** START OF Text **
This document is relevant for: Inf1, Inf2, Trn1, Trn2, Trn3

Quickstart: Run Inference on Inferentia#

This quickstart guides you through running your first PyTorch inference workload on AWS Inferentia. You’ll launch an Inf2 instance, compile a model for Neuron, and run predictions. When you complete this quickstart, you’ll understand the basic workflow for deploying models on Inferentia.

This quickstart is for: ML engineers and developers deploying inference workloads

Time to complete: ~10 minutes

Prerequisites#

Before you begin, ensure you have:

  • An AWS account with EC2 launch permissions

  • AWS CLI configured with your credentials

  • SSH key pair for EC2 access

  • Basic familiarity with PyTorch

  • Terminal access (Linux, macOS, or WSL on Windows)

Step 1: Launch an Inferentia instance#

In this step, you will launch an Inf2 instance using the AWS Deep Learning AMI.

Launch an Inf2.xlarge instance with the latest Deep Learning AMI:

aws ec2 run-instances \
    --image-id resolve:ssm:/aws/service/deep-learning-base-neuron/ubuntu-22-04/latest \
    --instance-type inf2.xlarge \
    --key-name YOUR_KEY_NAME \
    --security-group-ids YOUR_SECURITY_GROUP \
    --subnet-id YOUR_SUBNET_ID

Note

Replace YOUR_KEY_NAME, YOUR_SECURITY_GROUP, and YOUR_SUBNET_ID with your values.

Alternatively, launch the instance through the EC2 Console.

Connect to your instance via SSH:

ssh -i YOUR_KEY.pem ubuntu@YOUR_INSTANCE_IP

Verify Neuron devices are available:

neuron-ls

You should see output showing available NeuronCores:

+--------+--------+--------+---------+
| NEURON | NEURON | NEURON |   PCI   |
| DEVICE | CORES  | MEMORY |   BDF   |
+--------+--------+--------+---------+
| 0      | 2      | 32 GB  | 00:1e.0 |
+--------+--------+--------+---------+

Step 2: Set up your environment#

In this step, you will create a Python virtual environment and install PyTorch with Neuron support.
** END OF Text **
** START OF Source data **
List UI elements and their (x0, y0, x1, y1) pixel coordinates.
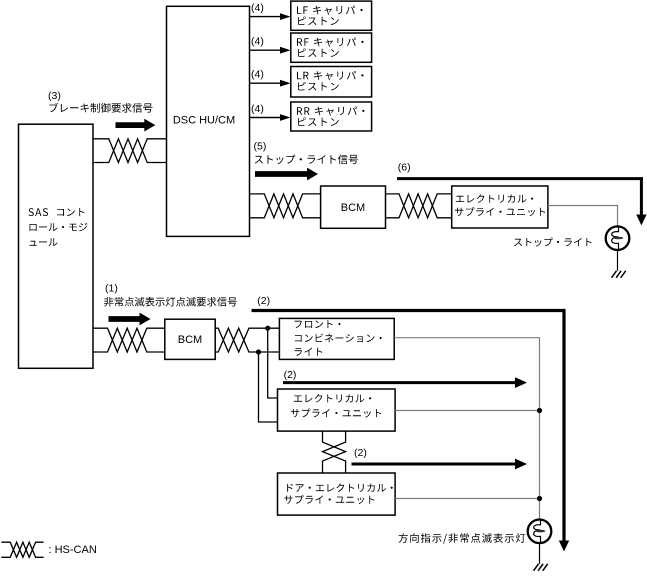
** END OF Source data **
Written task: In the quickstart text, which command checks that Neuron devices are available?

Exercise answer: neuron-ls